WHAT YOU ARE ASKED TO DO:
Rewrite the listing's stretch from the line containing "svg-text:FA: FA xyxy=(176,79,189,91)" through the line containing "sum wire FA r2c", swapping "omitted row" for "missing row" and leaving everything else unchanged.

Layout annotation listing:
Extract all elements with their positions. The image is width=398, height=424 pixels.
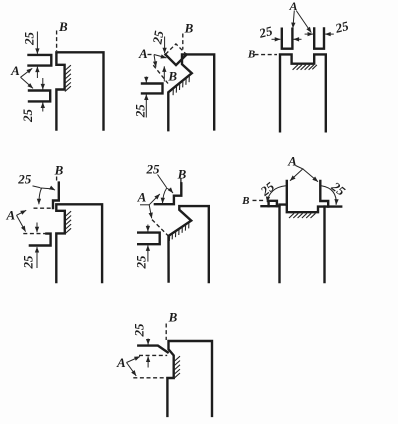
svg-text:25: 25 (257, 179, 278, 200)
workpiece with 45-deg notch (fig.2) (168, 54, 214, 130)
axis line B (fig.6) (253, 199, 265, 201)
svg-text:B: B (167, 69, 177, 84)
right bent tab (fig.6) (320, 181, 328, 207)
hatching on 45-deg notch (fig.5) (169, 223, 188, 241)
svg-text:25: 25 (131, 323, 146, 338)
phantom 45-deg line (fig.5) (152, 220, 169, 237)
left tab (fig.3) (282, 29, 293, 49)
svg-text:25: 25 (133, 255, 148, 270)
axis line B (fig.7) (165, 324, 167, 341)
svg-text:B: B (168, 309, 178, 324)
hatching on 45-deg notch (fig.2) (173, 76, 189, 95)
phantom line of flat tab (fig.4) (34, 207, 53, 209)
right plate edge (fig.6) (323, 207, 325, 282)
axis line B (fig.4) (56, 177, 58, 183)
hatching on notch (fig.1) (65, 65, 71, 91)
slotted plate section (fig.6) (262, 205, 342, 213)
rotated tab hidden sides (fig.2) (166, 44, 187, 54)
svg-text:B: B (54, 162, 64, 177)
svg-text:A: A (5, 207, 15, 222)
hidden tab line 1 (fig.7) (139, 354, 167, 356)
svg-text:B: B (184, 20, 194, 35)
hatching on notch (fig.4) (65, 211, 71, 233)
dimension 25 lower (fig.5) (147, 225, 149, 232)
rotated tab solid sides (fig.2) (166, 55, 187, 66)
soldered tab top edge (fig.7) (138, 346, 167, 353)
svg-text:25: 25 (20, 255, 35, 270)
svg-text:B: B (177, 166, 187, 181)
axis line B (fig.1) (56, 31, 58, 52)
hatching in slot (fig.3) (293, 65, 317, 70)
axis line B (fig.5) (180, 179, 182, 183)
svg-text:A: A (10, 63, 20, 78)
workpiece with 45-deg notch (fig.5) (169, 206, 209, 282)
hidden tab line 2 (fig.7) (133, 377, 167, 379)
svg-text:25: 25 (21, 32, 36, 47)
svg-text:25: 25 (20, 109, 35, 124)
workpiece with notched edge (fig.4) (56, 204, 102, 282)
bent-up tab on base (fig.5) (155, 183, 181, 204)
svg-text:B: B (241, 195, 249, 207)
svg-text:25: 25 (328, 178, 349, 199)
lower tab partly hidden (fig.4) (30, 234, 51, 246)
workpiece with notched edge (fig.1) (56, 52, 103, 129)
svg-text:A: A (116, 355, 126, 370)
workpiece final joint (fig.7) (167, 341, 212, 416)
upper tab (fig.1) (29, 55, 52, 66)
axis line B vertical (fig.2) (182, 34, 184, 50)
svg-text:25: 25 (149, 29, 166, 46)
left bent tab (fig.6) (269, 181, 287, 206)
left plate edge (fig.6) (278, 205, 280, 282)
svg-text:A: A (138, 46, 148, 61)
svg-text:25: 25 (146, 161, 161, 176)
svg-text:B: B (247, 49, 255, 61)
svg-text:25: 25 (133, 104, 148, 119)
dimension 25 lower (fig.1) (42, 78, 44, 90)
axis line B (fig.3) (255, 54, 278, 56)
right tab (fig.3) (314, 28, 324, 48)
lower tab (fig.5) (138, 233, 160, 245)
svg-text:25: 25 (333, 18, 351, 36)
hatching (fig.7) (174, 356, 180, 378)
workpiece with slot on top (fig.3) (280, 54, 326, 131)
hatching in slot (fig.6) (289, 213, 316, 218)
svg-text:25: 25 (257, 23, 275, 41)
svg-text:A: A (137, 190, 147, 205)
lower tab (fig.2) (142, 84, 163, 94)
dimension 25 lower (fig.4) (36, 223, 38, 233)
lower tab (fig.1) (29, 91, 50, 102)
dimension 25 lower (fig.2) (145, 77, 147, 83)
svg-text:25: 25 (17, 171, 32, 186)
bend line B diagonal (fig.2) (153, 65, 168, 83)
bent-up tab (fig.4) (53, 183, 59, 208)
svg-text:B: B (58, 19, 68, 34)
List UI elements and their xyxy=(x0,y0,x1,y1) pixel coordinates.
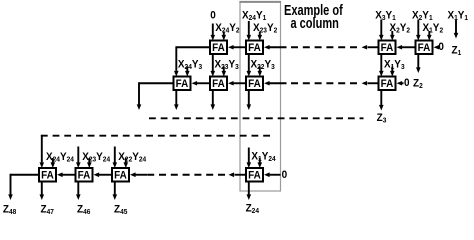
svg-text:FA: FA xyxy=(176,79,189,91)
svg-text:FA: FA xyxy=(248,79,261,91)
wire X1Y24 into FA r24e top-right xyxy=(258,158,263,168)
label X1Y2 xyxy=(423,23,444,35)
output label Z3 xyxy=(377,113,387,125)
svg-text:FA: FA xyxy=(212,79,225,91)
output label Z47 xyxy=(41,204,55,216)
full adder FA r1a (column 24, row y2) xyxy=(210,41,227,55)
output label Z46 xyxy=(77,204,91,216)
carry wire FA r2a wrap-around down to omitted row xyxy=(137,82,173,110)
svg-text:FA: FA xyxy=(212,43,225,55)
sum wire FA r2c down to omitted row xyxy=(247,91,252,110)
svg-text:FA: FA xyxy=(381,79,394,91)
svg-text:FA: FA xyxy=(381,43,394,55)
wire 0 into FA r24e right xyxy=(264,172,281,177)
full adder FA r2d (column 2) xyxy=(379,77,396,91)
carry wire FA r2b to FA r2a xyxy=(192,81,210,86)
caption "Example of" xyxy=(284,2,343,19)
label X2Y1 xyxy=(412,10,433,22)
label X24Y3 xyxy=(178,59,202,71)
sum wire FA r1d down to Z2 xyxy=(416,55,421,73)
label X24Y1 xyxy=(242,10,266,22)
caption "a column" xyxy=(291,14,339,31)
svg-text:0: 0 xyxy=(282,170,288,181)
label X3Y1 xyxy=(375,10,396,22)
wire X2Y1 into FA r1d top-left xyxy=(416,20,421,41)
output label Z45 xyxy=(114,204,128,216)
wire X3Y1 into FA r1c top-left xyxy=(379,20,384,41)
highlighted example column outline xyxy=(239,2,281,191)
svg-text:0: 0 xyxy=(438,42,444,53)
carry wire FA r24a down to Z48 xyxy=(8,174,38,200)
carry wire FA r1c leftward (arrow + dashes) to FA r1b xyxy=(264,45,378,50)
label 0 (carry-in of FA r1a) xyxy=(210,10,216,21)
svg-text:FA: FA xyxy=(114,170,127,182)
sum wire FA r24c down to Z45 xyxy=(113,183,118,201)
sum wire FA r2a down to omitted row xyxy=(174,91,179,110)
sum wire FA r24a down to Z47 xyxy=(40,183,45,201)
label X22Y24 xyxy=(118,152,146,164)
sum wire from omitted row into FA r24e top-left xyxy=(247,148,252,169)
output label Z2 xyxy=(413,78,423,90)
carry wire FA r1a wrap-around down into FA r2a xyxy=(174,46,209,76)
svg-text:FA: FA xyxy=(248,170,261,182)
sum wire FA r1c down into FA r2d xyxy=(379,55,384,77)
wire 0 into FA r1d right xyxy=(434,45,440,50)
wire X2Y2 into FA r1c top-right xyxy=(390,31,395,41)
full adder FA r24c (column 46) xyxy=(112,168,129,182)
sum wire FA r2b down to omitted row xyxy=(211,91,216,110)
output label Z24 xyxy=(246,203,260,215)
sum wire FA r1a down into FA r2b xyxy=(211,55,216,77)
full adder FA r24a (column 48) xyxy=(39,168,56,182)
wire X24Y1 into FA r1b top-left xyxy=(247,21,252,41)
full adder FA r2b (column 24) xyxy=(210,77,227,91)
wire X1Y2 into FA r1d top-right xyxy=(427,31,432,41)
svg-text:0: 0 xyxy=(404,78,410,89)
sum wire FA r24e down to Z24 xyxy=(247,183,252,201)
sum wire FA r24b down to Z46 xyxy=(76,183,81,201)
dashed continuation line (omitted rows, upper) xyxy=(149,117,364,119)
label 0 (carry-in of FA r2d) xyxy=(404,78,410,89)
wire X24Y24 into FA r24a top-right xyxy=(51,158,56,168)
label X24Y2 xyxy=(215,23,239,35)
full adder FA r2a (column 25) xyxy=(174,77,191,91)
output label Z1 xyxy=(452,45,462,57)
wire 0 into FA r1a top-left xyxy=(211,24,216,41)
carry wire FA r24b to FA r24a xyxy=(57,172,75,177)
label X24Y24 xyxy=(46,152,74,164)
sum wire from omitted row into FA r24b top-left xyxy=(76,147,81,169)
label X2Y2 xyxy=(389,23,410,35)
label X23Y3 xyxy=(214,59,238,71)
carry wire FA r24c to FA r24b xyxy=(94,172,112,177)
full adder FA r24e (column 24, example column) xyxy=(246,168,263,182)
sum wire from omitted row into FA r24c top-left xyxy=(113,147,118,169)
wire X22Y3 into FA r2c top-right xyxy=(258,67,263,77)
wire X1Y1 down to Z1 xyxy=(454,20,459,39)
full adder FA r1d (column 2) xyxy=(416,41,433,55)
label X23Y24 xyxy=(82,152,110,164)
full adder FA r24b (column 47) xyxy=(76,168,93,182)
svg-text:FA: FA xyxy=(418,43,431,55)
carry wire FA r24e leftward (arrow + dashes) to FA r24c xyxy=(130,172,245,177)
carry wire FA r2d leftward (arrow + dashes) to FA r2c xyxy=(264,81,378,86)
svg-text:FA: FA xyxy=(248,43,261,55)
label 0 (carry-in of FA r1d) xyxy=(438,42,444,53)
wire 0 into FA r2d right xyxy=(397,81,404,86)
dashed carry wire from omitted rows into FA r24a xyxy=(40,135,271,168)
full adder FA r2c (column 23, example column) xyxy=(246,77,263,91)
wire X23Y3 into FA r2b top-right xyxy=(222,67,227,77)
wire X24Y2 into FA r1a top-right xyxy=(222,32,227,41)
sum wire FA r1b down into FA r2c xyxy=(247,55,252,77)
carry wire FA r1d to FA r1c xyxy=(397,45,415,50)
wire X23Y24 into FA r24b top-right xyxy=(87,158,92,168)
label X1Y3 xyxy=(384,59,405,71)
label X23Y2 xyxy=(253,23,277,35)
output label Z48 xyxy=(3,204,17,216)
wire X1Y3 into FA r2d top-right xyxy=(390,67,395,77)
label X1Y1 xyxy=(447,10,468,22)
wire X24Y3 into FA r2a top-right xyxy=(185,67,190,77)
svg-text:FA: FA xyxy=(78,170,91,182)
svg-text:a column: a column xyxy=(291,14,339,31)
svg-text:FA: FA xyxy=(41,170,54,182)
wire X22Y24 into FA r24c top-right xyxy=(124,158,129,168)
sum wire FA r2d down to Z3 xyxy=(379,91,384,111)
carry wire FA r2c to FA r2b xyxy=(228,81,245,86)
label X1Y24 xyxy=(251,151,275,163)
wire X23Y2 into FA r1b top-right xyxy=(258,32,263,41)
svg-text:0: 0 xyxy=(210,10,216,21)
full adder FA r1c (column 3) xyxy=(379,41,396,55)
label 0 (carry-in of FA r24e) xyxy=(282,170,288,181)
label X22Y3 xyxy=(251,59,275,71)
carry wire FA r1b to FA r1a xyxy=(228,45,245,50)
full adder FA r1b (column 23, example column) xyxy=(246,41,263,55)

RESULT BELOW:
svg-text:FA: FA xyxy=(176,79,189,91)
svg-text:FA: FA xyxy=(248,79,261,91)
wire X1Y24 into FA r24e top-right xyxy=(258,158,263,168)
label X1Y2 xyxy=(423,23,444,35)
output label Z3 xyxy=(377,113,387,125)
svg-text:FA: FA xyxy=(212,79,225,91)
output label Z47 xyxy=(41,204,55,216)
full adder FA r1a (column 24, row y2) xyxy=(210,41,227,55)
output label Z46 xyxy=(77,204,91,216)
carry wire FA r2a wrap-around down to missing row xyxy=(137,82,173,110)
svg-text:FA: FA xyxy=(212,43,225,55)
sum wire FA r2c down to missing row xyxy=(247,91,252,110)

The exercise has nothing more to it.